Where a line holds the word "type", copy that line.

Provided information.

####################

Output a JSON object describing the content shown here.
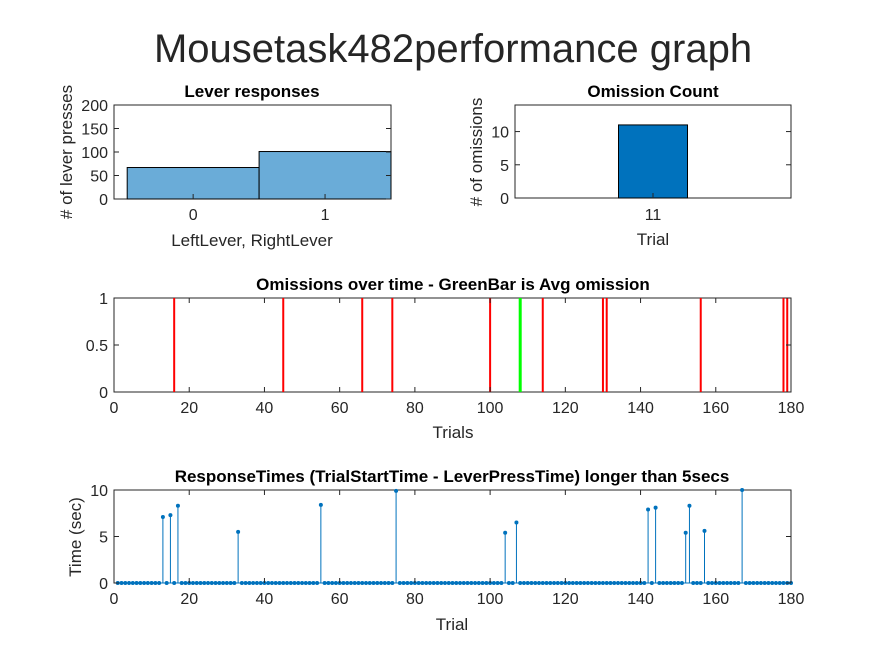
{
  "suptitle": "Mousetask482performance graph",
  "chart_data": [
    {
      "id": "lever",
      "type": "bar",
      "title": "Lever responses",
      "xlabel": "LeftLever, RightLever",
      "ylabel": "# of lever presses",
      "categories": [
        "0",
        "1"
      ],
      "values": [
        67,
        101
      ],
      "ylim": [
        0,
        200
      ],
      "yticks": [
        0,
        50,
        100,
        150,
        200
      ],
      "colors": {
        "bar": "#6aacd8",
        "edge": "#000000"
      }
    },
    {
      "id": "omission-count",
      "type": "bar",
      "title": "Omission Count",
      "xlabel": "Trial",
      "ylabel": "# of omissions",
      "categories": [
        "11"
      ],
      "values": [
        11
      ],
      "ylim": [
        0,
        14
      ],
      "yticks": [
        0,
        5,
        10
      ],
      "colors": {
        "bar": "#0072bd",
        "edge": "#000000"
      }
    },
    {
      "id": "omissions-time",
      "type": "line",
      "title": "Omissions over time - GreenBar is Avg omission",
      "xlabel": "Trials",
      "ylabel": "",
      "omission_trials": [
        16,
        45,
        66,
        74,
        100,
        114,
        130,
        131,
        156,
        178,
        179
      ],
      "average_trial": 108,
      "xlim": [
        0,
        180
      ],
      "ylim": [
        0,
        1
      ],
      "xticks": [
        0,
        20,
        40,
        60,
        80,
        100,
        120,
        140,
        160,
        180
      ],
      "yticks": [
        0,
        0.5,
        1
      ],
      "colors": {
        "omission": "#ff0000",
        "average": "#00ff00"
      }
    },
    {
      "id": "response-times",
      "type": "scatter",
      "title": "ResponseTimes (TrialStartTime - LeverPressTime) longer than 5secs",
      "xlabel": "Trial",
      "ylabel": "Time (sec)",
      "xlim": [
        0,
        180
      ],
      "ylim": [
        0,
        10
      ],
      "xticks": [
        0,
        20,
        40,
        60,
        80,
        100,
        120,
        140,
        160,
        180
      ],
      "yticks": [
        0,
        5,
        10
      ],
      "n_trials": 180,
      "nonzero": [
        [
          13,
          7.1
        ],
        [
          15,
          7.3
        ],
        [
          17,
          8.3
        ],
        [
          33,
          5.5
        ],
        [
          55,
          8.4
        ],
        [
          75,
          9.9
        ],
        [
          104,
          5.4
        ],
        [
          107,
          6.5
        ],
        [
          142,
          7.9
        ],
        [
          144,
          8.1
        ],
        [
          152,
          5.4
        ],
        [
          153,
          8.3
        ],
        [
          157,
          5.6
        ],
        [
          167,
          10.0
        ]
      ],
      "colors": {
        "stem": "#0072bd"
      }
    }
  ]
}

####################

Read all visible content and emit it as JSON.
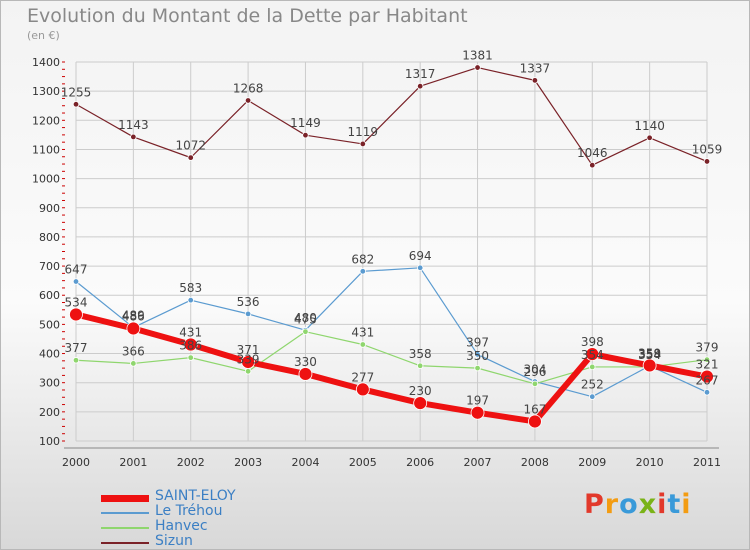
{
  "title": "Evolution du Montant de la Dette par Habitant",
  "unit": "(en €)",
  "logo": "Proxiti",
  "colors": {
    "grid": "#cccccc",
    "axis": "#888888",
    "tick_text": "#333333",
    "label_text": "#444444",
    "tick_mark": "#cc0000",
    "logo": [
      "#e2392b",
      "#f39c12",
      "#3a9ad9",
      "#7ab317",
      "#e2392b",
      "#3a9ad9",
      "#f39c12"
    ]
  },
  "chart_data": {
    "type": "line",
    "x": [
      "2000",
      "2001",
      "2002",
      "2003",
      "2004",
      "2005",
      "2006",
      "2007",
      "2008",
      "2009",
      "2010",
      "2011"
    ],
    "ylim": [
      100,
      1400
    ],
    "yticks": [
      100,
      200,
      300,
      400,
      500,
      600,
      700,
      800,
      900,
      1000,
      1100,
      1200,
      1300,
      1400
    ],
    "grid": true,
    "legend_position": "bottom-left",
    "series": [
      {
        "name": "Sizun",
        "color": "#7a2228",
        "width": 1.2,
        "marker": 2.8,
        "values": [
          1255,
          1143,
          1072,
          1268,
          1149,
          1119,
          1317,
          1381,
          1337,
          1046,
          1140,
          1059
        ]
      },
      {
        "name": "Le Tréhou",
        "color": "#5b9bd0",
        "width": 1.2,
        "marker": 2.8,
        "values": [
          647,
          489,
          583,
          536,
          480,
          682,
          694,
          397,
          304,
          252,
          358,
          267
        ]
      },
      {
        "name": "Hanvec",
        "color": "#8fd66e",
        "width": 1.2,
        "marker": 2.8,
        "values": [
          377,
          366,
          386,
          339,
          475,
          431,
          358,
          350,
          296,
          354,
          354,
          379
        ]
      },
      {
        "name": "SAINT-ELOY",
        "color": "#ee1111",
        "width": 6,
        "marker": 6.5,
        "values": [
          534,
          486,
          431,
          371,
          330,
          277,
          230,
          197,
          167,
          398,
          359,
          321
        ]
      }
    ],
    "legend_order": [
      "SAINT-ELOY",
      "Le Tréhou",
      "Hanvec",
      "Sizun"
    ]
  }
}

####################

Exercise result.
      "type": "bar",
      "type": "bar",
      "type": "line",
      "type": "scatter",
    "type": "line",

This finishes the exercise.